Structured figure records
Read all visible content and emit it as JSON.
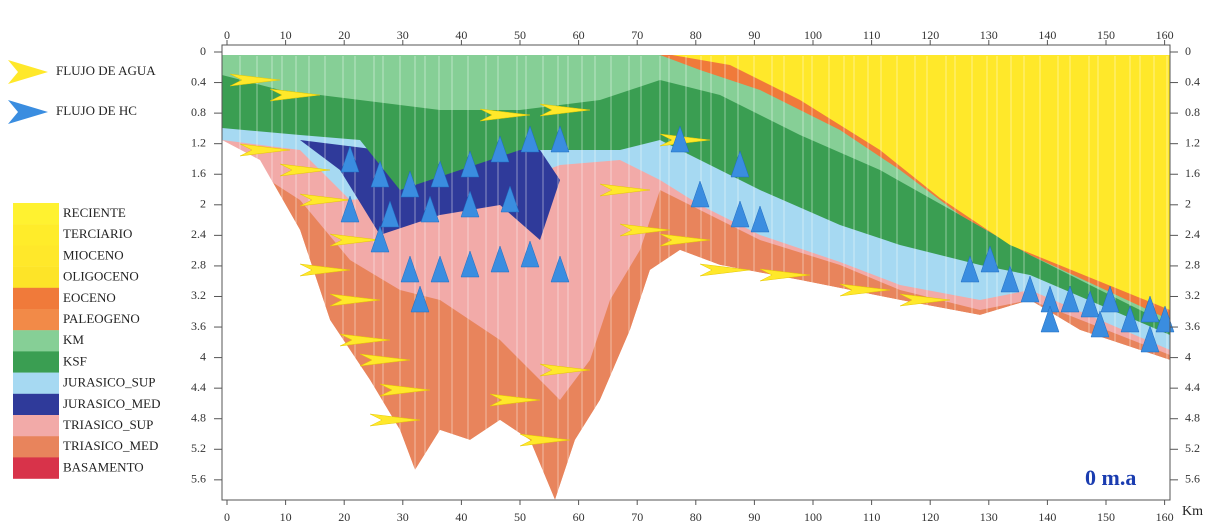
{
  "flow_legend": [
    {
      "label": "FLUJO DE AGUA",
      "color": "#ffe82a"
    },
    {
      "label": "FLUJO DE HC",
      "color": "#3a8de0"
    }
  ],
  "unit_legend": [
    {
      "label": "RECIENTE",
      "color": "#fff230"
    },
    {
      "label": "TERCIARIO",
      "color": "#ffec2a"
    },
    {
      "label": "MIOCENO",
      "color": "#ffe82a"
    },
    {
      "label": "OLIGOCENO",
      "color": "#fde428"
    },
    {
      "label": "EOCENO",
      "color": "#f07a3a"
    },
    {
      "label": "PALEOGENO",
      "color": "#f28a48"
    },
    {
      "label": "KM",
      "color": "#86cf96"
    },
    {
      "label": "KSF",
      "color": "#3a9e52"
    },
    {
      "label": "JURASICO_SUP",
      "color": "#a6d9f2"
    },
    {
      "label": "JURASICO_MED",
      "color": "#2f3a9a"
    },
    {
      "label": "TRIASICO_SUP",
      "color": "#f2aaa8"
    },
    {
      "label": "TRIASICO_MED",
      "color": "#e8845c"
    },
    {
      "label": "BASAMENTO",
      "color": "#d8334a"
    }
  ],
  "axes": {
    "x_ticks": [
      0,
      10,
      20,
      30,
      40,
      50,
      60,
      70,
      80,
      90,
      100,
      110,
      120,
      130,
      140,
      150,
      160
    ],
    "y_ticks": [
      0,
      0.4,
      0.8,
      1.2,
      1.6,
      2,
      2.4,
      2.8,
      3.2,
      3.6,
      4,
      4.4,
      4.8,
      5.2,
      5.6
    ],
    "x_unit": "Km"
  },
  "time_label": "0 m.a"
}
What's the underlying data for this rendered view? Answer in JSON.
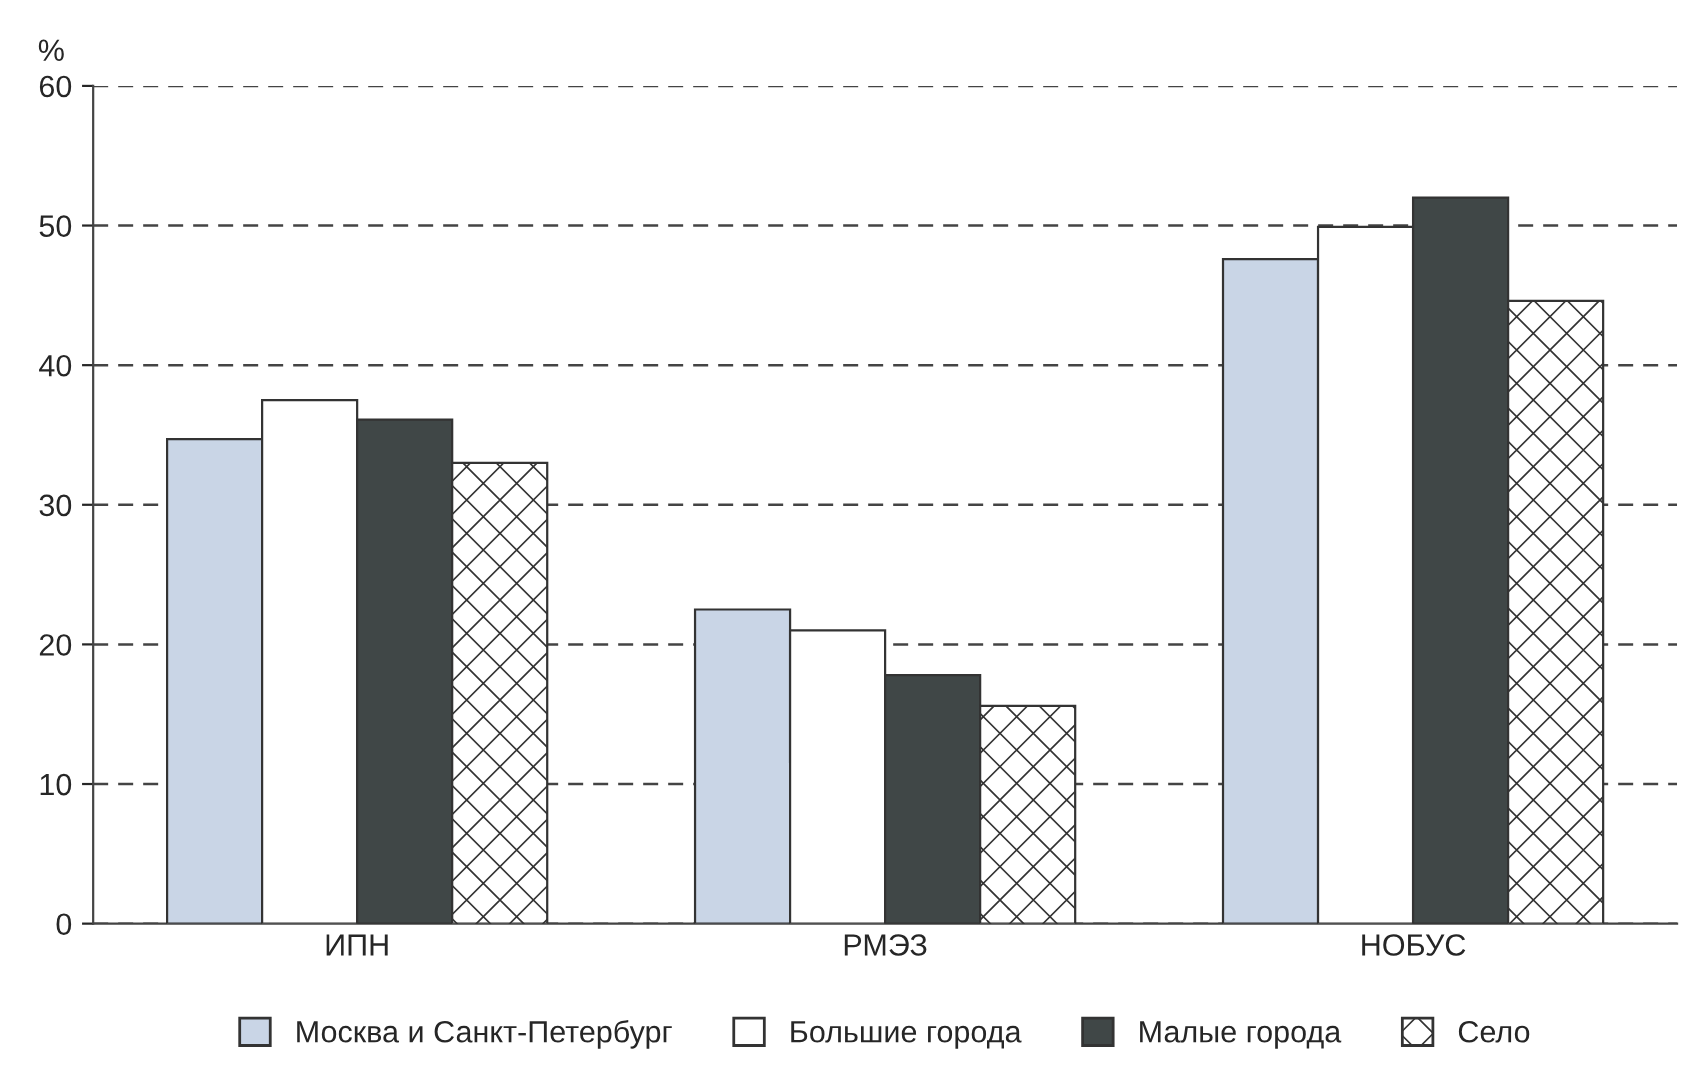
{
  "chart_data": {
    "type": "bar",
    "ylabel": "%",
    "categories": [
      "ИПН",
      "РМЭЗ",
      "НОБУС"
    ],
    "series": [
      {
        "name": "Москва и Санкт-Петербург",
        "color": "#c9d5e6",
        "values": [
          34.7,
          22.5,
          47.6
        ]
      },
      {
        "name": "Большие города",
        "color": "#ffffff",
        "values": [
          37.5,
          21.0,
          49.9
        ]
      },
      {
        "name": "Малые города",
        "color": "#404747",
        "values": [
          36.1,
          17.8,
          52.0
        ]
      },
      {
        "name": "Село",
        "color": "#333333",
        "values": [
          33.0,
          15.6,
          44.6
        ]
      }
    ],
    "ylim": [
      0,
      60
    ],
    "yticks": [
      0,
      10,
      20,
      30,
      40,
      50,
      60
    ],
    "grid": "y",
    "legend": "bottom"
  }
}
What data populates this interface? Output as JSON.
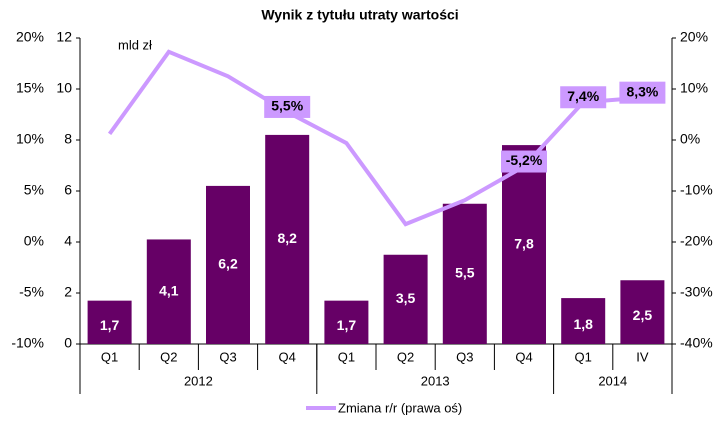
{
  "chart_data": {
    "type": "bar",
    "title": "Wynik z tytułu utraty wartości",
    "annotation": "mld zł",
    "categories": [
      "Q1",
      "Q2",
      "Q3",
      "Q4",
      "Q1",
      "Q2",
      "Q3",
      "Q4",
      "Q1",
      "IV"
    ],
    "groups": [
      {
        "label": "2012",
        "size": 4
      },
      {
        "label": "2013",
        "size": 4
      },
      {
        "label": "2014",
        "size": 2
      }
    ],
    "series": [
      {
        "name": null,
        "type": "bar",
        "color": "#660066",
        "values": [
          1.7,
          4.1,
          6.2,
          8.2,
          1.7,
          3.5,
          5.5,
          7.8,
          1.8,
          2.5
        ],
        "value_labels": [
          "1,7",
          "4,1",
          "6,2",
          "8,2",
          "1,7",
          "3,5",
          "5,5",
          "7,8",
          "1,8",
          "2,5"
        ]
      },
      {
        "name": "Zmiana r/r (prawa oś)",
        "type": "line",
        "axis": "y2",
        "color": "#cc99ff",
        "values": [
          1.2,
          17.3,
          12.5,
          5.5,
          -0.6,
          -16.5,
          -11.8,
          -5.2,
          7.4,
          8.3
        ],
        "value_labels": [
          null,
          null,
          null,
          "5,5%",
          null,
          null,
          null,
          "-5,2%",
          "7,4%",
          "8,3%"
        ]
      }
    ],
    "ylim": [
      0,
      12
    ],
    "yticks": [
      0,
      2,
      4,
      6,
      8,
      10,
      12
    ],
    "y3lim": [
      -10,
      20
    ],
    "y3ticks": [
      {
        "value": -10,
        "label": "-10%"
      },
      {
        "value": -5,
        "label": "-5%"
      },
      {
        "value": 0,
        "label": "0%"
      },
      {
        "value": 5,
        "label": "5%"
      },
      {
        "value": 10,
        "label": "10%"
      },
      {
        "value": 15,
        "label": "15%"
      },
      {
        "value": 20,
        "label": "20%"
      }
    ],
    "y2lim": [
      -40,
      20
    ],
    "y2ticks": [
      {
        "value": -40,
        "label": "-40%"
      },
      {
        "value": -30,
        "label": "-30%"
      },
      {
        "value": -20,
        "label": "-20%"
      },
      {
        "value": -10,
        "label": "-10%"
      },
      {
        "value": 0,
        "label": "0%"
      },
      {
        "value": 10,
        "label": "10%"
      },
      {
        "value": 20,
        "label": "20%"
      }
    ],
    "legend": "bottom"
  }
}
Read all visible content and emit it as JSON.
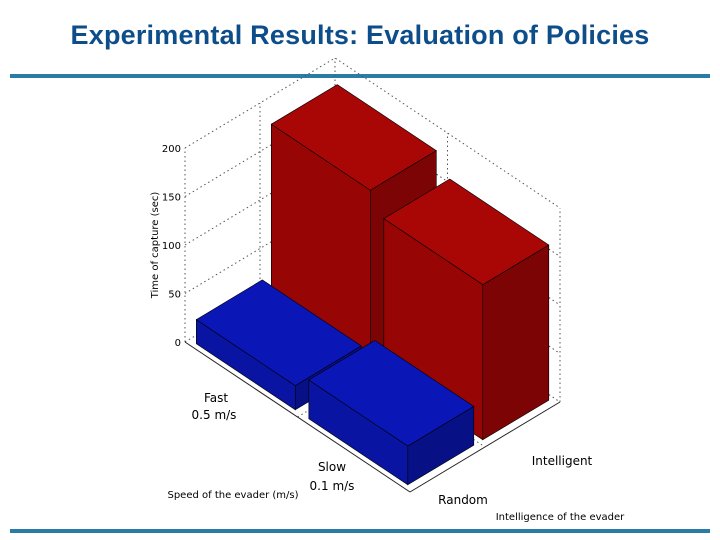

- YOUR OBJECTIVE
Copy each line of the records precisely and drop any images they hold.

- RESPONSE BELOW
Read all visible content and emit it as JSON.
{
  "flow_legend": [
    {
      "label": "FLUJO DE AGUA",
      "color": "#ffe82a"
    },
    {
      "label": "FLUJO DE HC",
      "color": "#3a8de0"
    }
  ],
  "unit_legend": [
    {
      "label": "RECIENTE",
      "color": "#fff230"
    },
    {
      "label": "TERCIARIO",
      "color": "#ffec2a"
    },
    {
      "label": "MIOCENO",
      "color": "#ffe82a"
    },
    {
      "label": "OLIGOCENO",
      "color": "#fde428"
    },
    {
      "label": "EOCENO",
      "color": "#f07a3a"
    },
    {
      "label": "PALEOGENO",
      "color": "#f28a48"
    },
    {
      "label": "KM",
      "color": "#86cf96"
    },
    {
      "label": "KSF",
      "color": "#3a9e52"
    },
    {
      "label": "JURASICO_SUP",
      "color": "#a6d9f2"
    },
    {
      "label": "JURASICO_MED",
      "color": "#2f3a9a"
    },
    {
      "label": "TRIASICO_SUP",
      "color": "#f2aaa8"
    },
    {
      "label": "TRIASICO_MED",
      "color": "#e8845c"
    },
    {
      "label": "BASAMENTO",
      "color": "#d8334a"
    }
  ],
  "axes": {
    "x_ticks": [
      0,
      10,
      20,
      30,
      40,
      50,
      60,
      70,
      80,
      90,
      100,
      110,
      120,
      130,
      140,
      150,
      160
    ],
    "y_ticks": [
      0,
      0.4,
      0.8,
      1.2,
      1.6,
      2,
      2.4,
      2.8,
      3.2,
      3.6,
      4,
      4.4,
      4.8,
      5.2,
      5.6
    ],
    "x_unit": "Km"
  },
  "time_label": "0 m.a"
}
What's the underlying data for this rendered view? Answer in JSON.
{
  "chart_data": {
    "type": "bar",
    "ylabel": "%",
    "categories": [
      "ИПН",
      "РМЭЗ",
      "НОБУС"
    ],
    "series": [
      {
        "name": "Москва и Санкт-Петербург",
        "color": "#c9d5e6",
        "values": [
          34.7,
          22.5,
          47.6
        ]
      },
      {
        "name": "Большие города",
        "color": "#ffffff",
        "values": [
          37.5,
          21.0,
          49.9
        ]
      },
      {
        "name": "Малые города",
        "color": "#404747",
        "values": [
          36.1,
          17.8,
          52.0
        ]
      },
      {
        "name": "Село",
        "color": "#333333",
        "values": [
          33.0,
          15.6,
          44.6
        ]
      }
    ],
    "ylim": [
      0,
      60
    ],
    "yticks": [
      0,
      10,
      20,
      30,
      40,
      50,
      60
    ],
    "grid": "y",
    "legend": "bottom"
  }
}
What data populates this interface? Output as JSON.
{
  "chart_data": {
    "type": "bar",
    "title": "Wynik z tytułu utraty wartości",
    "annotation": "mld zł",
    "categories": [
      "Q1",
      "Q2",
      "Q3",
      "Q4",
      "Q1",
      "Q2",
      "Q3",
      "Q4",
      "Q1",
      "IV"
    ],
    "groups": [
      {
        "label": "2012",
        "size": 4
      },
      {
        "label": "2013",
        "size": 4
      },
      {
        "label": "2014",
        "size": 2
      }
    ],
    "series": [
      {
        "name": null,
        "type": "bar",
        "color": "#660066",
        "values": [
          1.7,
          4.1,
          6.2,
          8.2,
          1.7,
          3.5,
          5.5,
          7.8,
          1.8,
          2.5
        ],
        "value_labels": [
          "1,7",
          "4,1",
          "6,2",
          "8,2",
          "1,7",
          "3,5",
          "5,5",
          "7,8",
          "1,8",
          "2,5"
        ]
      },
      {
        "name": "Zmiana r/r (prawa oś)",
        "type": "line",
        "axis": "y2",
        "color": "#cc99ff",
        "values": [
          1.2,
          17.3,
          12.5,
          5.5,
          -0.6,
          -16.5,
          -11.8,
          -5.2,
          7.4,
          8.3
        ],
        "value_labels": [
          null,
          null,
          null,
          "5,5%",
          null,
          null,
          null,
          "-5,2%",
          "7,4%",
          "8,3%"
        ]
      }
    ],
    "ylim": [
      0,
      12
    ],
    "yticks": [
      0,
      2,
      4,
      6,
      8,
      10,
      12
    ],
    "y3lim": [
      -10,
      20
    ],
    "y3ticks": [
      {
        "value": -10,
        "label": "-10%"
      },
      {
        "value": -5,
        "label": "-5%"
      },
      {
        "value": 0,
        "label": "0%"
      },
      {
        "value": 5,
        "label": "5%"
      },
      {
        "value": 10,
        "label": "10%"
      },
      {
        "value": 15,
        "label": "15%"
      },
      {
        "value": 20,
        "label": "20%"
      }
    ],
    "y2lim": [
      -40,
      20
    ],
    "y2ticks": [
      {
        "value": -40,
        "label": "-40%"
      },
      {
        "value": -30,
        "label": "-30%"
      },
      {
        "value": -20,
        "label": "-20%"
      },
      {
        "value": -10,
        "label": "-10%"
      },
      {
        "value": 0,
        "label": "0%"
      },
      {
        "value": 10,
        "label": "10%"
      },
      {
        "value": 20,
        "label": "20%"
      }
    ],
    "legend": "bottom"
  }
}
Read all visible content and emit it as JSON.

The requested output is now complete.